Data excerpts
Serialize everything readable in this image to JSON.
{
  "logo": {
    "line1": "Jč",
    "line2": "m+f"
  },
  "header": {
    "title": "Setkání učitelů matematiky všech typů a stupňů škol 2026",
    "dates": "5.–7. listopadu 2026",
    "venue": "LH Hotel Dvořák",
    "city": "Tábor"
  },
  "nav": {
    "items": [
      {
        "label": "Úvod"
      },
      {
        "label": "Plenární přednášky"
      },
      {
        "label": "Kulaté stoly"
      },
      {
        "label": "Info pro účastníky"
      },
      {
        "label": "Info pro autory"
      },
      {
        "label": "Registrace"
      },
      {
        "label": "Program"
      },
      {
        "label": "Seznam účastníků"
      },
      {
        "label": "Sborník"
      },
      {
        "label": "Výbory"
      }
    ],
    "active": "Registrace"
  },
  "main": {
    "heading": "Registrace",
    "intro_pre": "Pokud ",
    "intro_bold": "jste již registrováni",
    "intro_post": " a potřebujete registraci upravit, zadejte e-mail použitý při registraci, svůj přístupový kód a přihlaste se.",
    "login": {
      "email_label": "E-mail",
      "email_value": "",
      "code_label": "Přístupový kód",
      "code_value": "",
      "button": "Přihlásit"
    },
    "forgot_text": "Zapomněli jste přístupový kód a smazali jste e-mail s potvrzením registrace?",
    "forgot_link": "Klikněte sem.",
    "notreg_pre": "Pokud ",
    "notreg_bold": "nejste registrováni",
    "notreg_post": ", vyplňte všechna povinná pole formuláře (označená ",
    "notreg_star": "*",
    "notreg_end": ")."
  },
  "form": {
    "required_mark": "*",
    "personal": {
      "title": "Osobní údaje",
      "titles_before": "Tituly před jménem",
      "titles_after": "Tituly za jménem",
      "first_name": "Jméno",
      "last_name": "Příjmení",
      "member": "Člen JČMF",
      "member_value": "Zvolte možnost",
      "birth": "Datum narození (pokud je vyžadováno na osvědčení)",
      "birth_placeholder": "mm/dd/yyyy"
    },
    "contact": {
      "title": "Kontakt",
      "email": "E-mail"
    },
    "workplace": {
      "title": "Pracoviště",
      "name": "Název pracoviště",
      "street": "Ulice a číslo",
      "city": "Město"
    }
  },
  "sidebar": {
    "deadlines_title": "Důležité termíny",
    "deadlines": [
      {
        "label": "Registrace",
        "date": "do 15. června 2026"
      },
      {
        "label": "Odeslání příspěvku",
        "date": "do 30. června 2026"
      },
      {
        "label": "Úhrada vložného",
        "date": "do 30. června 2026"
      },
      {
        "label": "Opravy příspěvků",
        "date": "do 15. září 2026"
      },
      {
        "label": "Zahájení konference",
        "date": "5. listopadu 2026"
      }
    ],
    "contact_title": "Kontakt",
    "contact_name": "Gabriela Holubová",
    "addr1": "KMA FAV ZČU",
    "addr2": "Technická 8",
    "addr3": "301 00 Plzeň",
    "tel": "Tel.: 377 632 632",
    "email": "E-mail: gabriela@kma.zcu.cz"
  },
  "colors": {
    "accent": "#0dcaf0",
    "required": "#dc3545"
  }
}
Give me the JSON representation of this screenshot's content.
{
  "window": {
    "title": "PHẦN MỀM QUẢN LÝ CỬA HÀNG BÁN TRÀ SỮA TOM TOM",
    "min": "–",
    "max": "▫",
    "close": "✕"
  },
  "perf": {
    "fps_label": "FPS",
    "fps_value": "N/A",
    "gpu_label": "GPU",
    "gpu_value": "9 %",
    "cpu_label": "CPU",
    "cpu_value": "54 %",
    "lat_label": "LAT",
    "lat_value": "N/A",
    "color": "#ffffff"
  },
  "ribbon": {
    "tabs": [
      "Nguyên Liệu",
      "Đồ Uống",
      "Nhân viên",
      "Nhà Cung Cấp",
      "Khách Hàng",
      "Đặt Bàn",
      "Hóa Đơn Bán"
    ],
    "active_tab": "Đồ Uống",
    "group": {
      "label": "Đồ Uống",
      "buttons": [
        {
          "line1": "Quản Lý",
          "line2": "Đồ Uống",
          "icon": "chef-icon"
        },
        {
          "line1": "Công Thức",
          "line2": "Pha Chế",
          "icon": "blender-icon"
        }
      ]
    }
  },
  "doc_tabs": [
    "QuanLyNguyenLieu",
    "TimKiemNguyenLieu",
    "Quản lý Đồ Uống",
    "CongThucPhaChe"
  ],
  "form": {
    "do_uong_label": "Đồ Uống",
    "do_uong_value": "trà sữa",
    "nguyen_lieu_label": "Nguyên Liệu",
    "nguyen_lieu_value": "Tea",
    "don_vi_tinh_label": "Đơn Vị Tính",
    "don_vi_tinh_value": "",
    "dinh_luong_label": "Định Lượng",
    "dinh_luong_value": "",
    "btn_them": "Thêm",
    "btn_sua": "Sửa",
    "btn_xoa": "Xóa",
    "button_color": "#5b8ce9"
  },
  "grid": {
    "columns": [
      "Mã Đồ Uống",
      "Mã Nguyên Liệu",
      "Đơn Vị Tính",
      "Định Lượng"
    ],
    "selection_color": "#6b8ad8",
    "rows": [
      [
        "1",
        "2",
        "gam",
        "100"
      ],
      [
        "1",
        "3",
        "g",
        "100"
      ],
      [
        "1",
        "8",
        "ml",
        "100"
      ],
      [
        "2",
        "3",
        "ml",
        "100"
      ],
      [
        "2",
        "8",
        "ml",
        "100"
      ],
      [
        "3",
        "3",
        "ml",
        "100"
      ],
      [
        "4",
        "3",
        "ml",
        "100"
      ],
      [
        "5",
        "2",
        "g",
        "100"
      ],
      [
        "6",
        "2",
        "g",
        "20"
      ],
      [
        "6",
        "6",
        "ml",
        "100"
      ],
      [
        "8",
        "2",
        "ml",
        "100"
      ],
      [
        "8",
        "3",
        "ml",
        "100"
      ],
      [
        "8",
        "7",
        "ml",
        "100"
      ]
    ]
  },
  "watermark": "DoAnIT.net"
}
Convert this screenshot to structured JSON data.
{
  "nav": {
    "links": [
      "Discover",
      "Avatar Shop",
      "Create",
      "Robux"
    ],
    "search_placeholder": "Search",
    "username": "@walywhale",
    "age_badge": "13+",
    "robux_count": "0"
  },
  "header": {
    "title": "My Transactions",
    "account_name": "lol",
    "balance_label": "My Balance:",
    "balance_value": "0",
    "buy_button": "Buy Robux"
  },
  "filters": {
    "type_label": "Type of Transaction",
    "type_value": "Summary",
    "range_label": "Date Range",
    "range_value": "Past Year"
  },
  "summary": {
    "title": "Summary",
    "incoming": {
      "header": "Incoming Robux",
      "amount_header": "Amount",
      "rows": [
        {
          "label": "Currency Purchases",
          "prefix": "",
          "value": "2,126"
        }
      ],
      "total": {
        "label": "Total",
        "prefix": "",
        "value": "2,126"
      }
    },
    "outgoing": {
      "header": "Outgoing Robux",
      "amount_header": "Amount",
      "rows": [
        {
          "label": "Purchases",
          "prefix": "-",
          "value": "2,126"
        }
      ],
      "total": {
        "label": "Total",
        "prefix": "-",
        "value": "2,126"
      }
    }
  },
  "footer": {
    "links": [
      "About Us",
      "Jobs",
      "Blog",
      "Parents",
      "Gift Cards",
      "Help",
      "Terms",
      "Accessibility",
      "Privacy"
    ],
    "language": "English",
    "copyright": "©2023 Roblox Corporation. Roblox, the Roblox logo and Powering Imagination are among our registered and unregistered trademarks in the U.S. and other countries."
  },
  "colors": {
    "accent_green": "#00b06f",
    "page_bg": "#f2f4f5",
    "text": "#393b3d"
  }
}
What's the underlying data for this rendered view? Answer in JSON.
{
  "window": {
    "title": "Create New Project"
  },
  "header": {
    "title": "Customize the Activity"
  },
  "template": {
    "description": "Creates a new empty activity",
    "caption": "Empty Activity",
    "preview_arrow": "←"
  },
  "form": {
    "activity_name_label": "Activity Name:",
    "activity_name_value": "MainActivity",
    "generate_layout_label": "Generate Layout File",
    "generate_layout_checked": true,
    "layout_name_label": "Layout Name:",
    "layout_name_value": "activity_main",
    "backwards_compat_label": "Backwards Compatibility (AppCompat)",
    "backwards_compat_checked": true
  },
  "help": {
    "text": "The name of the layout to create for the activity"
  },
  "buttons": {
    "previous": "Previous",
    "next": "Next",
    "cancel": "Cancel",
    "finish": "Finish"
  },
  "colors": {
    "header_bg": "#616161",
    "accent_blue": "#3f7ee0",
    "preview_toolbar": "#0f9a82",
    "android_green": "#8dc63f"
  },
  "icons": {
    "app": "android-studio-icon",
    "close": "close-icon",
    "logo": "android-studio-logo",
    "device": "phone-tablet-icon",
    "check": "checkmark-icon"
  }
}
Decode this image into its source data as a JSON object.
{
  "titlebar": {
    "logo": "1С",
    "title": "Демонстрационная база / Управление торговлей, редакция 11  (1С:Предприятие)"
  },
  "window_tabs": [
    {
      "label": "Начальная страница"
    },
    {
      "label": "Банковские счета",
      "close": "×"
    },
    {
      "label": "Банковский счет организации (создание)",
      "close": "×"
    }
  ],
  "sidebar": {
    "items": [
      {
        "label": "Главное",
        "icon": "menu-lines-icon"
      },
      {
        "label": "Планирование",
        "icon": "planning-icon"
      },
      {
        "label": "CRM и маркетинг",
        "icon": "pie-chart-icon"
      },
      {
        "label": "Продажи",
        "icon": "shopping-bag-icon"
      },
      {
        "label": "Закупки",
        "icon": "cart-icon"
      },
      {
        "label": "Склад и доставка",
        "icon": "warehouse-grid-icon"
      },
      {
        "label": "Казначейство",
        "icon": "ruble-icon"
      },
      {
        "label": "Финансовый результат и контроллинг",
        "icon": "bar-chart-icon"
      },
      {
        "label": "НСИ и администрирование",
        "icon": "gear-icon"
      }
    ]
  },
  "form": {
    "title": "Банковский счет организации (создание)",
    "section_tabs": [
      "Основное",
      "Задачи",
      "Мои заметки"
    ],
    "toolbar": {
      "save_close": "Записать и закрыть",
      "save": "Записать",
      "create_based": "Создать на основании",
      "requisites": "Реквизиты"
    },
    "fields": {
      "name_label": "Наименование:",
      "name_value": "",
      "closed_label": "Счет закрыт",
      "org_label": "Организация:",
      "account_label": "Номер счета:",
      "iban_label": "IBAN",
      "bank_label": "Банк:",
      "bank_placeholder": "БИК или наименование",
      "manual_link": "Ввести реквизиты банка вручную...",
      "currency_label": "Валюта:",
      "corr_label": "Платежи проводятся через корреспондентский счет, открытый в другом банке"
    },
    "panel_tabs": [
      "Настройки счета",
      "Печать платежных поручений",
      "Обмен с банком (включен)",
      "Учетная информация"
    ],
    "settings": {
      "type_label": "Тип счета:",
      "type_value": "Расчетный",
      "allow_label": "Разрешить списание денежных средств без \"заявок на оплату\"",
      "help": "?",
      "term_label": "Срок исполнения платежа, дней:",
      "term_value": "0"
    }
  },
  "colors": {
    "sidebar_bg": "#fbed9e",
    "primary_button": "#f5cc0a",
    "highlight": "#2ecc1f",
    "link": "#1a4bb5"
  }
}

● **WHAT IS BEING ASKED**
Note how many lines in the listing above hold the string "Записать", then give only that figure.

● **RIGHT ANSWER**
2